THE PROBLEM: Return every record below exactly as written, omitting any pictures.

DATA:

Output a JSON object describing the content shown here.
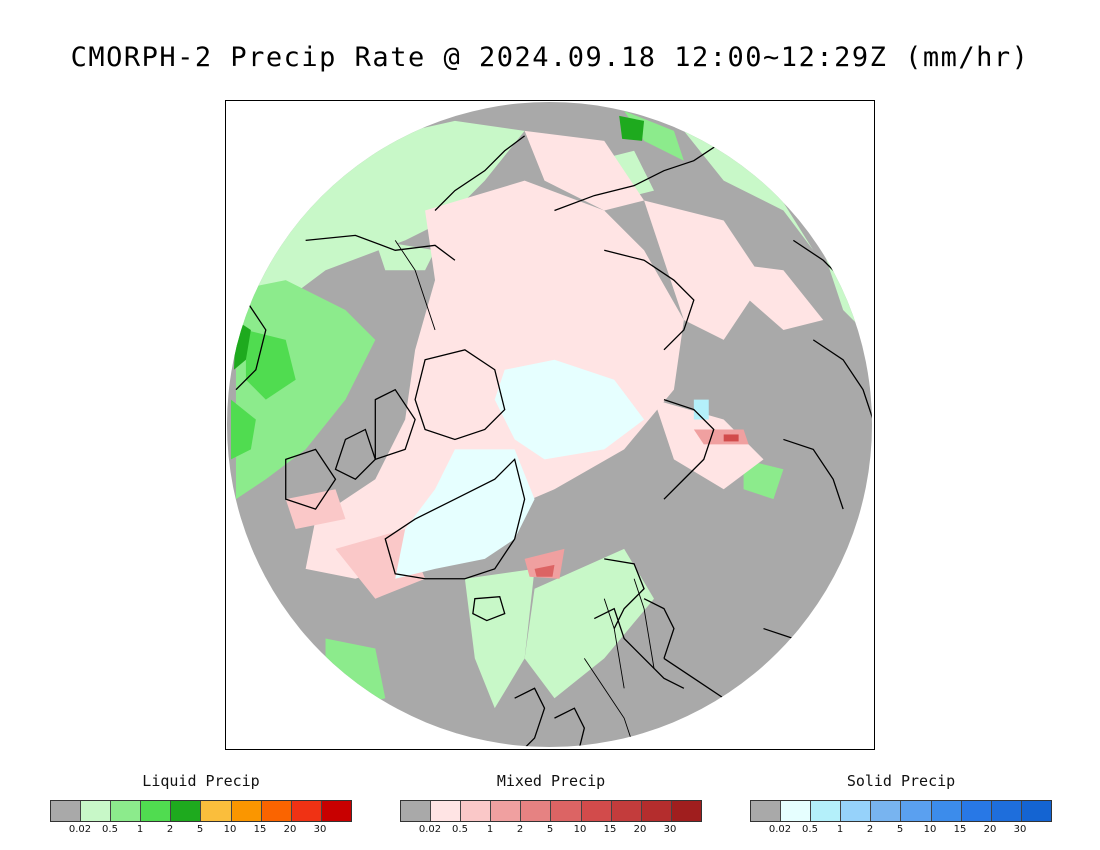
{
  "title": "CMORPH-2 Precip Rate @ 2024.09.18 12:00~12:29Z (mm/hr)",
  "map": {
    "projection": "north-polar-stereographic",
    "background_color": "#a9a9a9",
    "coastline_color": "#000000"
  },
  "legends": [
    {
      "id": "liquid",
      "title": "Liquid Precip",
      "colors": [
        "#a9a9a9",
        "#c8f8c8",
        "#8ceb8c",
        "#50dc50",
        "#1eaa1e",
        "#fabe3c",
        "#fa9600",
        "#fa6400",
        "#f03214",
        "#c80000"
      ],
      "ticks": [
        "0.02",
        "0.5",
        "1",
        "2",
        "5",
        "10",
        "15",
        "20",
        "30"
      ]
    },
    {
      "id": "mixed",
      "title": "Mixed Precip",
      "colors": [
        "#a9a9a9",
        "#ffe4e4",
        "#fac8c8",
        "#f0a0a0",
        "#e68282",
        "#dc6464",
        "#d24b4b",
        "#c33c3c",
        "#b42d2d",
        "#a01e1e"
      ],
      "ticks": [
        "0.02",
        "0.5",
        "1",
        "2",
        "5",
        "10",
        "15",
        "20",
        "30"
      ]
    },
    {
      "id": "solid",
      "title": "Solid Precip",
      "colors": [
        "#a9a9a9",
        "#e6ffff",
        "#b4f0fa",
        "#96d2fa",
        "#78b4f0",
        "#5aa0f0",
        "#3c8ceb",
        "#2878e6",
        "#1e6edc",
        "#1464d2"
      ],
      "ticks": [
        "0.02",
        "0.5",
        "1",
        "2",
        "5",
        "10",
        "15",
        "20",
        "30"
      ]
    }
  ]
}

IN RESPONSE:
Output a JSON object describing the content shown here.
{
  "title": "CMORPH-2 Precip Rate @ 2024.09.18 12:00~12:29Z (mm/hr)",
  "map": {
    "projection": "north-polar-stereographic",
    "background_color": "#a9a9a9",
    "coastline_color": "#000000"
  },
  "legends": [
    {
      "id": "liquid",
      "title": "Liquid Precip",
      "colors": [
        "#a9a9a9",
        "#c8f8c8",
        "#8ceb8c",
        "#50dc50",
        "#1eaa1e",
        "#fabe3c",
        "#fa9600",
        "#fa6400",
        "#f03214",
        "#c80000"
      ],
      "ticks": [
        "0.02",
        "0.5",
        "1",
        "2",
        "5",
        "10",
        "15",
        "20",
        "30"
      ]
    },
    {
      "id": "mixed",
      "title": "Mixed Precip",
      "colors": [
        "#a9a9a9",
        "#ffe4e4",
        "#fac8c8",
        "#f0a0a0",
        "#e68282",
        "#dc6464",
        "#d24b4b",
        "#c33c3c",
        "#b42d2d",
        "#a01e1e"
      ],
      "ticks": [
        "0.02",
        "0.5",
        "1",
        "2",
        "5",
        "10",
        "15",
        "20",
        "30"
      ]
    },
    {
      "id": "solid",
      "title": "Solid Precip",
      "colors": [
        "#a9a9a9",
        "#e6ffff",
        "#b4f0fa",
        "#96d2fa",
        "#78b4f0",
        "#5aa0f0",
        "#3c8ceb",
        "#2878e6",
        "#1e6edc",
        "#1464d2"
      ],
      "ticks": [
        "0.02",
        "0.5",
        "1",
        "2",
        "5",
        "10",
        "15",
        "20",
        "30"
      ]
    }
  ]
}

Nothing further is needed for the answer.